---- LISTING

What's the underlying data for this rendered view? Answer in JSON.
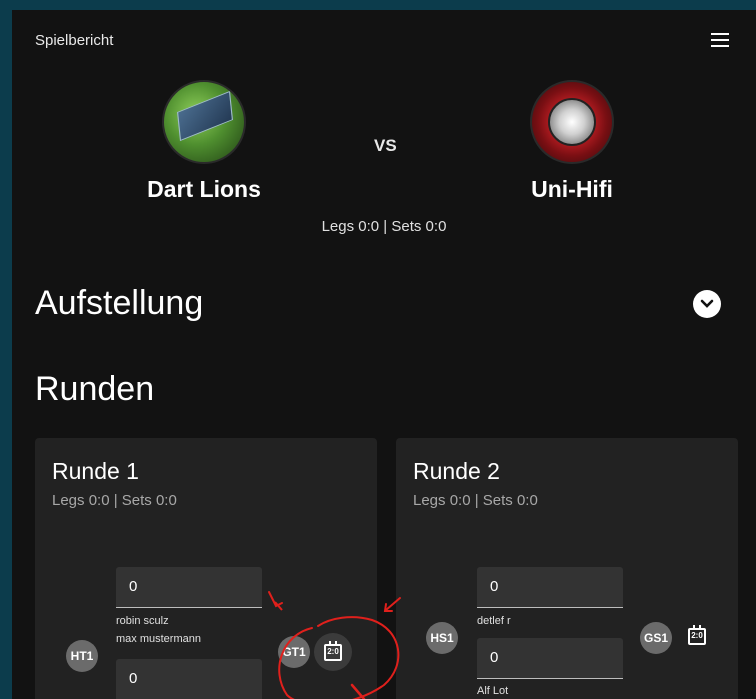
{
  "app": {
    "title": "Spielbericht"
  },
  "icons": {
    "menu": "menu-icon",
    "expand": "chevron-down-icon",
    "board": "scoreboard-icon"
  },
  "match": {
    "home": {
      "name": "Dart Lions"
    },
    "away": {
      "name": "Uni-Hifi"
    },
    "vs": "VS",
    "score": "Legs 0:0 | Sets 0:0"
  },
  "sections": {
    "lineup": "Aufstellung",
    "rounds": "Runden"
  },
  "rounds": [
    {
      "title": "Runde 1",
      "score": "Legs 0:0 | Sets 0:0",
      "home_badge": "HT1",
      "away_badge": "GT1",
      "field1": "0",
      "player1": "robin sculz",
      "player2": "max mustermann",
      "field2": "0",
      "board_label": "2:0"
    },
    {
      "title": "Runde 2",
      "score": "Legs 0:0 | Sets 0:0",
      "home_badge": "HS1",
      "away_badge": "GS1",
      "field1": "0",
      "player1": "detlef r",
      "field2": "0",
      "player2": "Alf Lot",
      "board_label": "2:0"
    }
  ],
  "colors": {
    "background": "#121212",
    "card": "#222222",
    "annotation": "#e0201c"
  }
}
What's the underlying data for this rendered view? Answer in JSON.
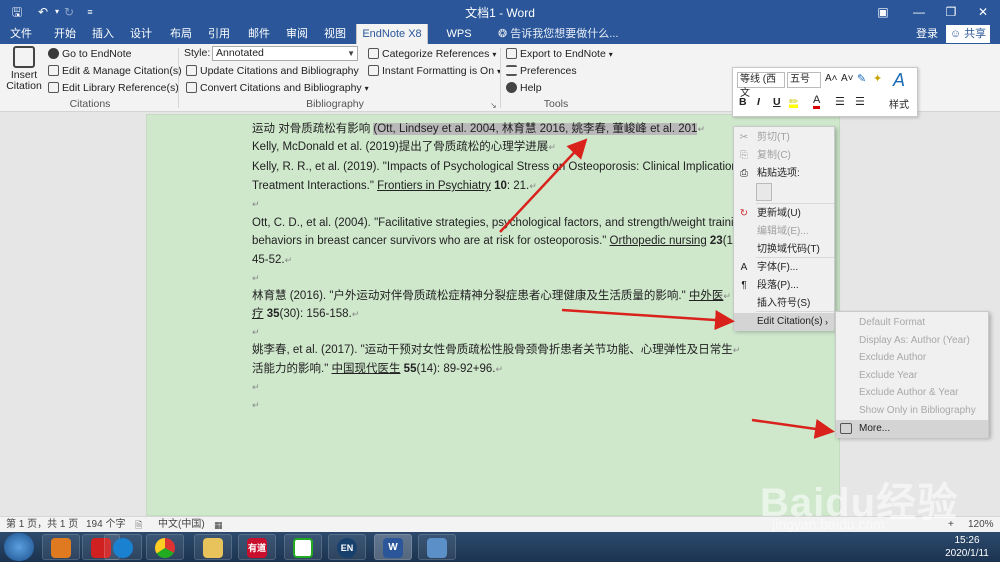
{
  "titlebar": {
    "title": "文档1 - Word",
    "save_icon": "save-icon",
    "undo_icon": "undo-icon",
    "redo_icon": "redo-icon",
    "customize_icon": "customize-icon",
    "ribbon_options_icon": "ribbon-display-icon",
    "minimize_icon": "minimize-icon",
    "restore_icon": "restore-icon",
    "close_icon": "close-icon"
  },
  "tabs": [
    "文件",
    "开始",
    "插入",
    "设计",
    "布局",
    "引用",
    "邮件",
    "审阅",
    "视图",
    "EndNote X8",
    "WPS PDF"
  ],
  "active_tab": "EndNote X8",
  "tell_me": "告诉我您想要做什么...",
  "account": {
    "login": "登录",
    "share": "共享"
  },
  "ribbon": {
    "insert_citation": [
      "Insert",
      "Citation"
    ],
    "citations_group": {
      "label": "Citations",
      "items": [
        "Go to EndNote",
        "Edit & Manage Citation(s)",
        "Edit Library Reference(s)"
      ]
    },
    "bibliography_group": {
      "label": "Bibliography",
      "style_label": "Style:",
      "style_value": "Annotated",
      "items": [
        "Update Citations and Bibliography",
        "Convert Citations and Bibliography"
      ],
      "items_right": [
        "Categorize References",
        "Instant Formatting is On"
      ]
    },
    "tools_group": {
      "label": "Tools",
      "items": [
        "Export to EndNote",
        "Preferences",
        "Help"
      ]
    }
  },
  "mini_toolbar": {
    "font": "等线 (西文",
    "size": "五号",
    "styles_label": "样式",
    "buttons": [
      "B",
      "I",
      "U"
    ]
  },
  "document": {
    "lines": [
      {
        "pre": "运动 对骨质疏松有影响 ",
        "hl": "(Ott, Lindsey et al. 2004, 林育慧 2016, 姚李春, 董峻峰 et al. 201",
        "post": ""
      },
      {
        "pre": "Kelly, McDonald et al. (2019)提出了骨质疏松的心理学进展",
        "hl": "",
        "post": ""
      },
      {
        "pre": "Kelly, R. R., et al. (2019). \"Impacts of Psychological Stress on Osteoporosis: Clinical Implications and",
        "hl": "",
        "post": ""
      },
      {
        "pre": "Treatment Interactions.\" ",
        "u": "Frontiers in Psychiatry",
        "b": " 10",
        "post": ": 21."
      },
      {
        "pre": "",
        "hl": "",
        "post": ""
      },
      {
        "pre": "Ott, C. D., et al. (2004). \"Facilitative strategies, psychological factors, and strength/weight training",
        "hl": "",
        "post": ""
      },
      {
        "pre": "behaviors in breast cancer survivors who are at risk for osteoporosis.\" ",
        "u": "Orthopedic nursing",
        "b": " 23",
        "post": "(1)"
      },
      {
        "pre": "45-52.",
        "hl": "",
        "post": ""
      },
      {
        "pre": "",
        "hl": "",
        "post": ""
      },
      {
        "pre": "林育慧 (2016). \"户外运动对伴骨质疏松症精神分裂症患者心理健康及生活质量的影响.\" ",
        "u": "中外医",
        "post": ""
      },
      {
        "pre": "",
        "u": "疗",
        "b": " 35",
        "post": "(30): 156-158."
      },
      {
        "pre": "",
        "hl": "",
        "post": ""
      },
      {
        "pre": "姚李春, et al. (2017). \"运动干预对女性骨质疏松性股骨颈骨折患者关节功能、心理弹性及日常生",
        "hl": "",
        "post": ""
      },
      {
        "pre": "活能力的影响.\" ",
        "u": "中国现代医生",
        "b": " 55",
        "post": "(14): 89-92+96."
      },
      {
        "pre": "",
        "hl": "",
        "post": ""
      },
      {
        "pre": "",
        "hl": "",
        "post": ""
      }
    ]
  },
  "context_menu": {
    "items": [
      {
        "label": "剪切(T)",
        "icon": "cut-icon",
        "enabled": false
      },
      {
        "label": "复制(C)",
        "icon": "copy-icon",
        "enabled": false
      },
      {
        "label": "粘贴选项:",
        "icon": "paste-icon",
        "enabled": true
      },
      {
        "label": "更新域(U)",
        "icon": "update-field-icon",
        "enabled": true
      },
      {
        "label": "编辑域(E)...",
        "icon": "",
        "enabled": false
      },
      {
        "label": "切换域代码(T)",
        "icon": "",
        "enabled": true
      },
      {
        "label": "字体(F)...",
        "icon": "font-icon",
        "enabled": true
      },
      {
        "label": "段落(P)...",
        "icon": "paragraph-icon",
        "enabled": true
      },
      {
        "label": "插入符号(S)",
        "icon": "",
        "enabled": true
      },
      {
        "label": "Edit Citation(s)",
        "icon": "",
        "enabled": true
      }
    ]
  },
  "submenu": {
    "items": [
      {
        "label": "Default Format",
        "enabled": false
      },
      {
        "label": "Display As: Author (Year)",
        "enabled": false
      },
      {
        "label": "Exclude Author",
        "enabled": false
      },
      {
        "label": "Exclude Year",
        "enabled": false
      },
      {
        "label": "Exclude Author & Year",
        "enabled": false
      },
      {
        "label": "Show Only in Bibliography",
        "enabled": false
      },
      {
        "label": "More...",
        "enabled": true
      }
    ]
  },
  "statusbar": {
    "page": "第 1 页，共 1 页",
    "words": "194 个字",
    "lang": "中文(中国)",
    "zoom": "120%"
  },
  "taskbar": {
    "apps": [
      "有道",
      "EN"
    ],
    "time": "15:26",
    "date": "2020/1/11"
  },
  "watermark": {
    "brand": "Baidu经验",
    "url": "jingyan.baidu.com"
  },
  "colors": {
    "word_blue": "#2b579a",
    "arrow_red": "#d9221c",
    "doc_green": "#cfe8cc"
  }
}
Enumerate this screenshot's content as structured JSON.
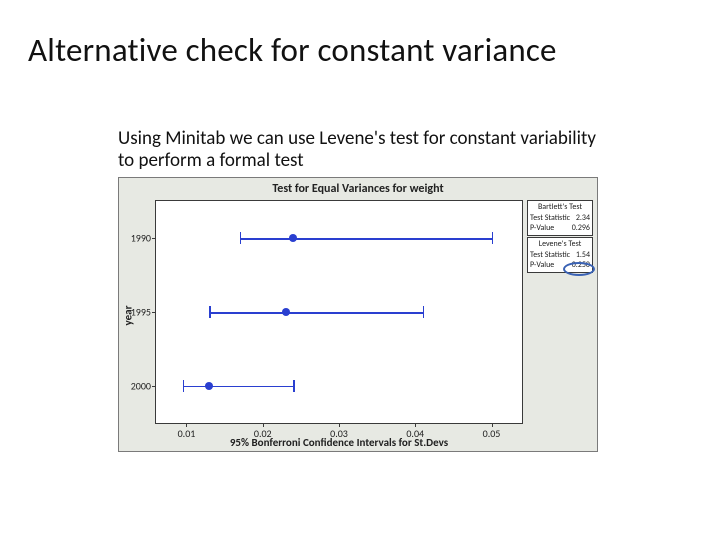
{
  "title": "Alternative check for constant variance",
  "subtitle": "Using Minitab we can use Levene's test for constant variability to perform a formal test",
  "chart_data": {
    "type": "scatter",
    "title": "Test for Equal Variances for weight",
    "ylabel": "year",
    "xlabel": "95% Bonferroni Confidence Intervals for St.Devs",
    "x_ticks": [
      0.01,
      0.02,
      0.03,
      0.04,
      0.05
    ],
    "xlim": [
      0.006,
      0.054
    ],
    "categories": [
      "1990",
      "1995",
      "2000"
    ],
    "series": [
      {
        "name": "CI",
        "intervals": [
          {
            "label": "1990",
            "low": 0.017,
            "mid": 0.024,
            "high": 0.05
          },
          {
            "label": "1995",
            "low": 0.013,
            "mid": 0.023,
            "high": 0.041
          },
          {
            "label": "2000",
            "low": 0.0095,
            "mid": 0.013,
            "high": 0.024
          }
        ]
      }
    ],
    "tests": {
      "bartlett": {
        "title": "Bartlett's Test",
        "test_statistic": "2.34",
        "p_value": "0.296"
      },
      "levene": {
        "title": "Levene's Test",
        "test_statistic": "1.54",
        "p_value": "0.250"
      }
    }
  },
  "labels": {
    "test_stat": "Test Statistic",
    "p_value": "P-Value"
  }
}
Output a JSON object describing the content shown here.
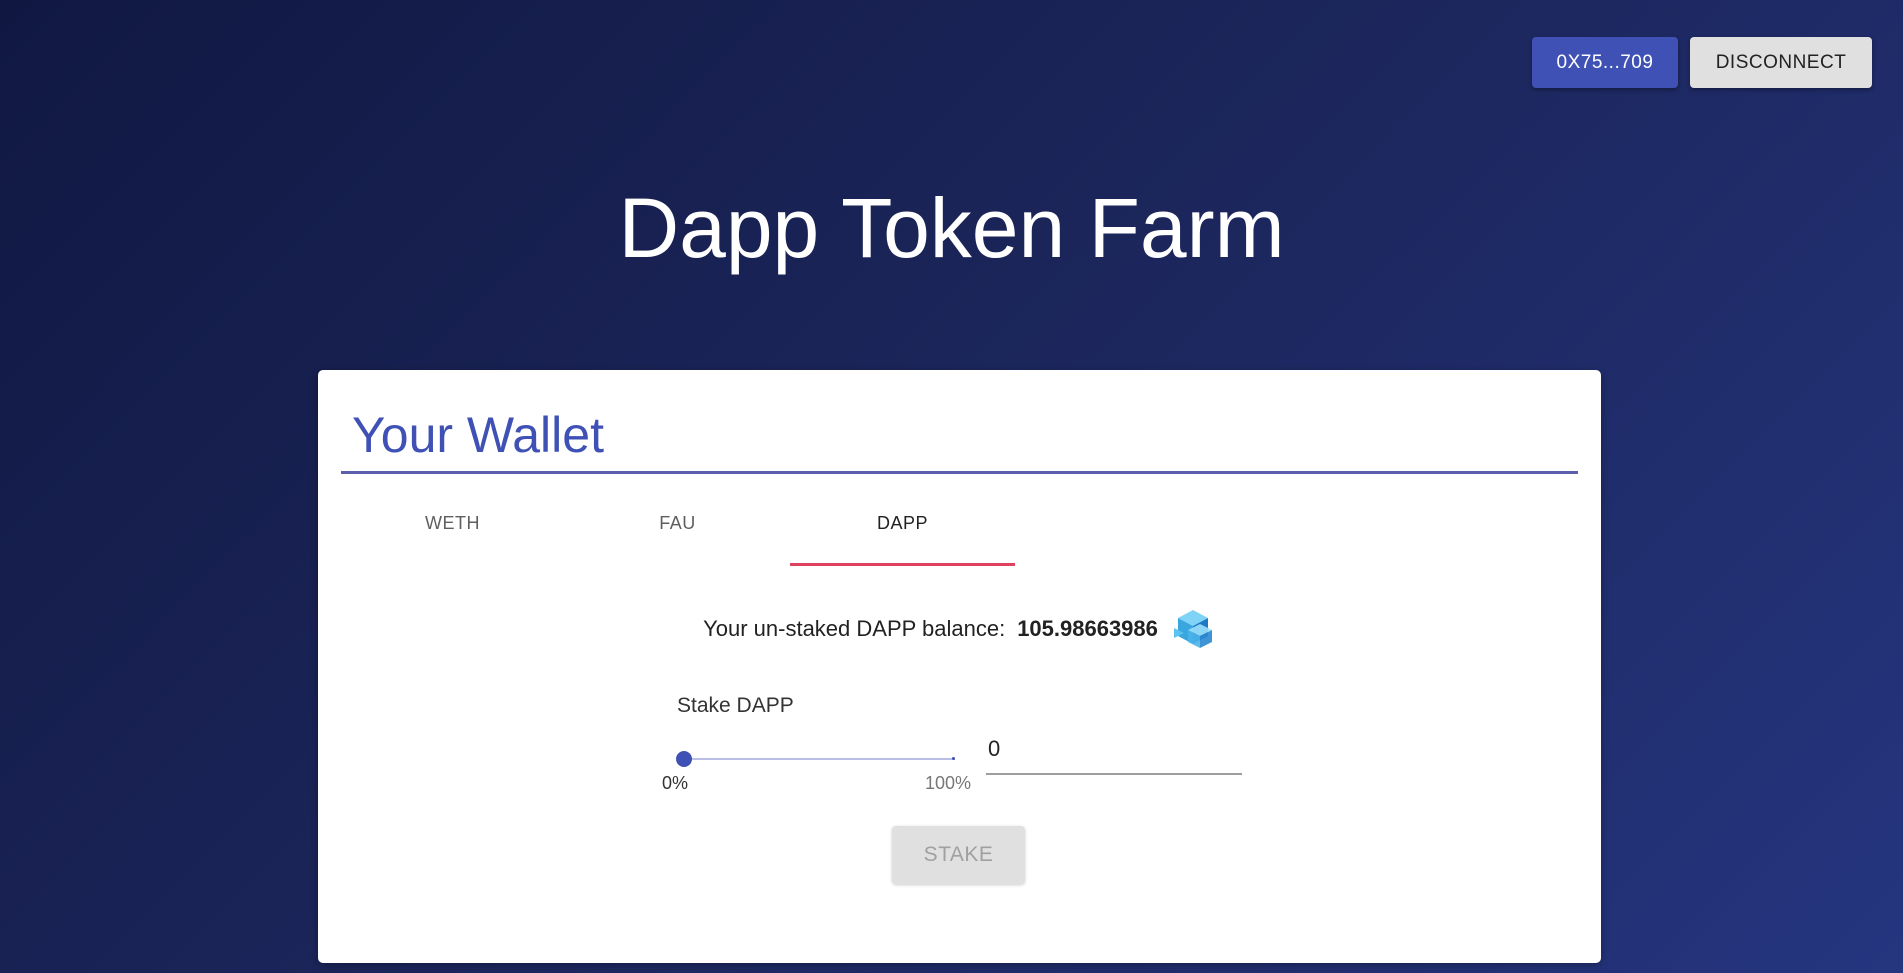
{
  "header": {
    "account_label": "0X75...709",
    "disconnect_label": "DISCONNECT"
  },
  "app": {
    "title": "Dapp Token Farm"
  },
  "wallet": {
    "title": "Your Wallet",
    "tabs": [
      {
        "label": "WETH",
        "active": false
      },
      {
        "label": "FAU",
        "active": false
      },
      {
        "label": "DAPP",
        "active": true
      }
    ],
    "balance_label": "Your un-staked DAPP balance:",
    "balance_value": "105.98663986",
    "token_icon": "dapp-token-icon",
    "stake_label": "Stake DAPP",
    "slider": {
      "min_label": "0%",
      "max_label": "100%",
      "value_fraction": 0
    },
    "amount_value": "0",
    "stake_button_label": "STAKE"
  },
  "colors": {
    "primary": "#3f51b5",
    "tab_indicator": "#e04360",
    "background_start": "#101842",
    "background_end": "#25357f"
  }
}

--------

§ **GOAL**
Identify each line holding the string "content", and copy it out.

§ **SOLUTION**
Enumerate this screenshot's content as structured JSON.
Output a JSON object describing the content shown here.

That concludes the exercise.